* [GOAL]:
Pick out and copy every line below that has the word "Vermieter".

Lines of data
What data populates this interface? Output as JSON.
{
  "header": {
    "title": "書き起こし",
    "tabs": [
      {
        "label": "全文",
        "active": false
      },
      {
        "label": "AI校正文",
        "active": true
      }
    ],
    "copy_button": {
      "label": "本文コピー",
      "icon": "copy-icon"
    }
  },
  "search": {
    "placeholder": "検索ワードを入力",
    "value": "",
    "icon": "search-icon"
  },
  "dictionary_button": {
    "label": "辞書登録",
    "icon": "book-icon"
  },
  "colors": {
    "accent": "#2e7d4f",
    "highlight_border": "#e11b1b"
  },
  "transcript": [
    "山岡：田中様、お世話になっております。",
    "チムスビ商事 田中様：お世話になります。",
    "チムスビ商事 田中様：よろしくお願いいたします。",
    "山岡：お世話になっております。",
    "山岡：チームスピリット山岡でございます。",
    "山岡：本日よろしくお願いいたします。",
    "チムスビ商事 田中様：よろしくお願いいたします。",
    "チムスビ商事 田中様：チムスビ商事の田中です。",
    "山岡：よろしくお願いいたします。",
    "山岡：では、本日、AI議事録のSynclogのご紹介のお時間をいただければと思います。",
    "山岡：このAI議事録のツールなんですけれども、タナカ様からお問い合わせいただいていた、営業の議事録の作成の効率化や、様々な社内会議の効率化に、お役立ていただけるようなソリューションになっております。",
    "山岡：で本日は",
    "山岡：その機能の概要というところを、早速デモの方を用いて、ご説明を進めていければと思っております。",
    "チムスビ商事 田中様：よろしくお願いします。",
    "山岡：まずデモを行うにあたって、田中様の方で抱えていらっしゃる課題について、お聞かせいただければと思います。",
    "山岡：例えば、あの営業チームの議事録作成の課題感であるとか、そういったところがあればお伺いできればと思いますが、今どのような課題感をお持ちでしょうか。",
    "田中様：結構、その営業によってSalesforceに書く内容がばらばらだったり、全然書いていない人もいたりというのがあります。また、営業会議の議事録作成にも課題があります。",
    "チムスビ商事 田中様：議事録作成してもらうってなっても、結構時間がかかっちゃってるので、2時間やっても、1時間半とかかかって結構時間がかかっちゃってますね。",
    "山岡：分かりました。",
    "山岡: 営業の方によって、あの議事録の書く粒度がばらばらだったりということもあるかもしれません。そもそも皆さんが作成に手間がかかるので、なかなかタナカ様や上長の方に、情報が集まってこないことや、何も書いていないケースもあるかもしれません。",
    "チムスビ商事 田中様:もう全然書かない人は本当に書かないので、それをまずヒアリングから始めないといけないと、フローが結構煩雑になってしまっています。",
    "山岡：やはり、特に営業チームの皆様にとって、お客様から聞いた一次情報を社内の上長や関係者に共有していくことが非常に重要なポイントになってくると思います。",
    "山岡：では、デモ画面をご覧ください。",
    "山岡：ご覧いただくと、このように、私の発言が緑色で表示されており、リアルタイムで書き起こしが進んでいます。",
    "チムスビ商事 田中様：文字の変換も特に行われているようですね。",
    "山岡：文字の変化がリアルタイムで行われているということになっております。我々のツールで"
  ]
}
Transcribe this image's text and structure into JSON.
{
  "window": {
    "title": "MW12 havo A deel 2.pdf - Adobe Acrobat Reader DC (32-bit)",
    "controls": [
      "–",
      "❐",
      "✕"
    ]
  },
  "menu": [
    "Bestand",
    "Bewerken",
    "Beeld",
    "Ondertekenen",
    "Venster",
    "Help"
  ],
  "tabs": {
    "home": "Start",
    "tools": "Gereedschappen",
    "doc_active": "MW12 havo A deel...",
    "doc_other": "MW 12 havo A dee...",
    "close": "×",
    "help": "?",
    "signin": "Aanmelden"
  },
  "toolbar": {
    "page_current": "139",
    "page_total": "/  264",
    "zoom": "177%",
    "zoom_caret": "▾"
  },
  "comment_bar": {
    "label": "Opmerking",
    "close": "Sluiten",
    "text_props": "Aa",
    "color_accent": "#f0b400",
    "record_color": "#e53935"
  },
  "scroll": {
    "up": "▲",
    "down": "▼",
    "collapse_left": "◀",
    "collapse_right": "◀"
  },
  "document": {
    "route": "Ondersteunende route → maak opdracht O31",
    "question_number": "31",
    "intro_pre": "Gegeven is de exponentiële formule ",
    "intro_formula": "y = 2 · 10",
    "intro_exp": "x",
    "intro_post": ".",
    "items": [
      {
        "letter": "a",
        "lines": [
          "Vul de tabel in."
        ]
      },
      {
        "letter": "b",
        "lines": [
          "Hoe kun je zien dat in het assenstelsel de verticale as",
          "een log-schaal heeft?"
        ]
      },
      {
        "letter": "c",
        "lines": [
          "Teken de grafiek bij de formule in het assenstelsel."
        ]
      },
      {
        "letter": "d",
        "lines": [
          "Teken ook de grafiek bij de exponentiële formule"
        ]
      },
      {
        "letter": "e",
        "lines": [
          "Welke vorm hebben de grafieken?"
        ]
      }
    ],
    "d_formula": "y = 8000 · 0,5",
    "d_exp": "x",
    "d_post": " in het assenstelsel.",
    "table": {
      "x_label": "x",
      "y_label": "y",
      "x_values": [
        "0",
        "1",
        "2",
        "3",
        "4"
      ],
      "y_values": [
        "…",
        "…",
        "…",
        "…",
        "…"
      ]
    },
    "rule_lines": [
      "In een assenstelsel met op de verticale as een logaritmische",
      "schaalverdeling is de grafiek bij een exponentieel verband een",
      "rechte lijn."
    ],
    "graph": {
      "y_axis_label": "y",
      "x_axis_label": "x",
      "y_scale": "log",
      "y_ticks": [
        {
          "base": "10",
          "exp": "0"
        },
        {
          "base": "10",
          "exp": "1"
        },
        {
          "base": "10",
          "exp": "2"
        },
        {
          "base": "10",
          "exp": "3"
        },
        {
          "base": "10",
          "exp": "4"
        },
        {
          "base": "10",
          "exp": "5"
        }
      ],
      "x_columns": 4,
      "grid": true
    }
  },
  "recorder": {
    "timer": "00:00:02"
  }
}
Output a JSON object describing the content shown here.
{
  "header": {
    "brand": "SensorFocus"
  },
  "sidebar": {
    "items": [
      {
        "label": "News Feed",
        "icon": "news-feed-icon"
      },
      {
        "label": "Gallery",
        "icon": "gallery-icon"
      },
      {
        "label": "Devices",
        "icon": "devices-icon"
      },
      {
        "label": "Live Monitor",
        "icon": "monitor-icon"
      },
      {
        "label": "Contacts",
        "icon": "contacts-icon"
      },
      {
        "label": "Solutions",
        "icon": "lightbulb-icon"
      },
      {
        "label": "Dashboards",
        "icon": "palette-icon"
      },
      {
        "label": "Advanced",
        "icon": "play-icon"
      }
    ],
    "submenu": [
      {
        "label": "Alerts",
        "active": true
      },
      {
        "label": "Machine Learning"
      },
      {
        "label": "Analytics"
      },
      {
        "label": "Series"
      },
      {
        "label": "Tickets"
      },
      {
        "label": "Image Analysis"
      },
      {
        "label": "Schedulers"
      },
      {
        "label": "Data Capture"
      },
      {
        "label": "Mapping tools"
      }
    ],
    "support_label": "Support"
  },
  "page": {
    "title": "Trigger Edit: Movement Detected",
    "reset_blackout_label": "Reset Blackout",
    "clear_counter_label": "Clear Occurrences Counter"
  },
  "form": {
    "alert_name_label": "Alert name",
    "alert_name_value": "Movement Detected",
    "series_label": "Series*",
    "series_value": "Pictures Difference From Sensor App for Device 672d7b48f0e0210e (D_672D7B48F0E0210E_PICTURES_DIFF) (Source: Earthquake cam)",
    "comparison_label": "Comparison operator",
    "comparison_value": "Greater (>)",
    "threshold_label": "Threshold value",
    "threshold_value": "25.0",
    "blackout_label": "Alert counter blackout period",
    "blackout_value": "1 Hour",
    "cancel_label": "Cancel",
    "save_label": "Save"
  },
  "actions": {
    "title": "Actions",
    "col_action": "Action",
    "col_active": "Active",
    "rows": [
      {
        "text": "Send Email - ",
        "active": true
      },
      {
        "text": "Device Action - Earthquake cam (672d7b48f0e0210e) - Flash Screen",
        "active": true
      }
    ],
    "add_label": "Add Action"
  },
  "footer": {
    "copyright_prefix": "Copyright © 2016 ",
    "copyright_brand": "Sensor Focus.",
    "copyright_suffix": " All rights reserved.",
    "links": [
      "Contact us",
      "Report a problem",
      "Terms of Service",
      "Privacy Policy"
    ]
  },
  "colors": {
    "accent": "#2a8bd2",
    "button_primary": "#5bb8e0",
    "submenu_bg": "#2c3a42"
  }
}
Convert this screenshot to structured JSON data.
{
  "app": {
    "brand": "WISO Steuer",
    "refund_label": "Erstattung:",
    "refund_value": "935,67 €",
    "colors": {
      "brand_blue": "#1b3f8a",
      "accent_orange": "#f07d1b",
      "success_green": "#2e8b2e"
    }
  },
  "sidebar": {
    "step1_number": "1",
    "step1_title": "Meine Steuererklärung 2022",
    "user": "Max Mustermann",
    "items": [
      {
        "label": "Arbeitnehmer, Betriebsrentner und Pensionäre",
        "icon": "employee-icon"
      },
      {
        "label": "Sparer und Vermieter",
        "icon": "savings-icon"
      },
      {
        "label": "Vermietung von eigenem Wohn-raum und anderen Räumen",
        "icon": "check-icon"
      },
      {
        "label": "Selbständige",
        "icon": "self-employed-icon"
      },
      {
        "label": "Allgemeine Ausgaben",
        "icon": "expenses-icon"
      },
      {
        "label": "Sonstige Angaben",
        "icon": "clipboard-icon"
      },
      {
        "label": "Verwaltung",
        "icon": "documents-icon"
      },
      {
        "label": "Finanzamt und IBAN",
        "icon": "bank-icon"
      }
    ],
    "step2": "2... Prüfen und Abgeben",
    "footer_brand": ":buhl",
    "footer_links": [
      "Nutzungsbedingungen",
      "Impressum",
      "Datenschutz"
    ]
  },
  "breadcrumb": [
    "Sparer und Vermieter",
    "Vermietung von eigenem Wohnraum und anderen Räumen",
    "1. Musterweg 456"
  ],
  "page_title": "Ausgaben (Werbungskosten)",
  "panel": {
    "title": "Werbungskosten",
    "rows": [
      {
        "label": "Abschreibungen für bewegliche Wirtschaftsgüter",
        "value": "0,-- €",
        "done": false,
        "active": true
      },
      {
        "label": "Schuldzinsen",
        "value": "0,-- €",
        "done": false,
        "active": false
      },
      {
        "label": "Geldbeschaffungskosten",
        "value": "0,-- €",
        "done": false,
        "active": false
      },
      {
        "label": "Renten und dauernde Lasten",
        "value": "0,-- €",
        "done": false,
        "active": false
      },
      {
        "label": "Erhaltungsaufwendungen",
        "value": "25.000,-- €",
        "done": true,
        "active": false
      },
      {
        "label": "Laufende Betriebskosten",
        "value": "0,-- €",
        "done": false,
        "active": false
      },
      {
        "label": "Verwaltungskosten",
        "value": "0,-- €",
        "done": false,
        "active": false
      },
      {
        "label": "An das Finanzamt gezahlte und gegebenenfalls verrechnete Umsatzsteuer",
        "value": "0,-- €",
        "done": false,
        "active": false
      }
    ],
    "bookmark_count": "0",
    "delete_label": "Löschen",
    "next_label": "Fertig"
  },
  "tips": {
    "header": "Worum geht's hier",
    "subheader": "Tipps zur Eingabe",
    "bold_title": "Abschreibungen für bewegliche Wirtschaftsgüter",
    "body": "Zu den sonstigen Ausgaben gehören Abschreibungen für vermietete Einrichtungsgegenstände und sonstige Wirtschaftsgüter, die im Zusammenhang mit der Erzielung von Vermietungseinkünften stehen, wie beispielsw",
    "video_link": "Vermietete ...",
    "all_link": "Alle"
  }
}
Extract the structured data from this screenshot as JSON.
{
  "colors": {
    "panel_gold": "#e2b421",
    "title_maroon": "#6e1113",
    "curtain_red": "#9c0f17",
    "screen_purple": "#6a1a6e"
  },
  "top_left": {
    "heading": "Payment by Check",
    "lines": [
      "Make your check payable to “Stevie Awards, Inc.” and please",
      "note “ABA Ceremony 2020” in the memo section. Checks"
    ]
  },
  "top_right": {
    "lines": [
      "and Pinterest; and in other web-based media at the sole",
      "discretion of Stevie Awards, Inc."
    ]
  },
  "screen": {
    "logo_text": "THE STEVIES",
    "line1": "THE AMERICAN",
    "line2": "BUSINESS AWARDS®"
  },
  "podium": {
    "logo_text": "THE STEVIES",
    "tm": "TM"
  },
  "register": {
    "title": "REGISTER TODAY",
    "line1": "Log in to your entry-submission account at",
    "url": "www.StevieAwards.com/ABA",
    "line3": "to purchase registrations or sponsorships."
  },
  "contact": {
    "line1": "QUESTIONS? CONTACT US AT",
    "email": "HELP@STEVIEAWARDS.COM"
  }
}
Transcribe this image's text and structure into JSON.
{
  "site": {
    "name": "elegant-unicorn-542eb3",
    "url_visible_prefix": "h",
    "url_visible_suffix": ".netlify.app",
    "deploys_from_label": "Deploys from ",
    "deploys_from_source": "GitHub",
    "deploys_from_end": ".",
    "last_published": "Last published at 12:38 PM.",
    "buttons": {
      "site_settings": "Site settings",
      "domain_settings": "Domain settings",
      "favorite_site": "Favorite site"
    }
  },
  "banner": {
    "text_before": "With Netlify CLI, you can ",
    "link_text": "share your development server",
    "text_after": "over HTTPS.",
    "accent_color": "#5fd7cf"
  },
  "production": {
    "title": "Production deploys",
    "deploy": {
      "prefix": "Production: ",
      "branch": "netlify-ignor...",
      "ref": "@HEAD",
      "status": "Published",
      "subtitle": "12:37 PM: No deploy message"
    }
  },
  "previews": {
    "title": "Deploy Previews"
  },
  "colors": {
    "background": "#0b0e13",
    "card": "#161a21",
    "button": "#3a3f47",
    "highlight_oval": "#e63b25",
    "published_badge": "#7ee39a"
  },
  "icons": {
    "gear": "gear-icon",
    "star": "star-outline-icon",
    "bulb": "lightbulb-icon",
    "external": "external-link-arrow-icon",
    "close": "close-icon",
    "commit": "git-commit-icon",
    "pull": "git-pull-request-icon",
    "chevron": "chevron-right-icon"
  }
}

* [WRITTEN ANSWER]:
        "label": "Sparer und Vermieter",
    "Sparer und Vermieter",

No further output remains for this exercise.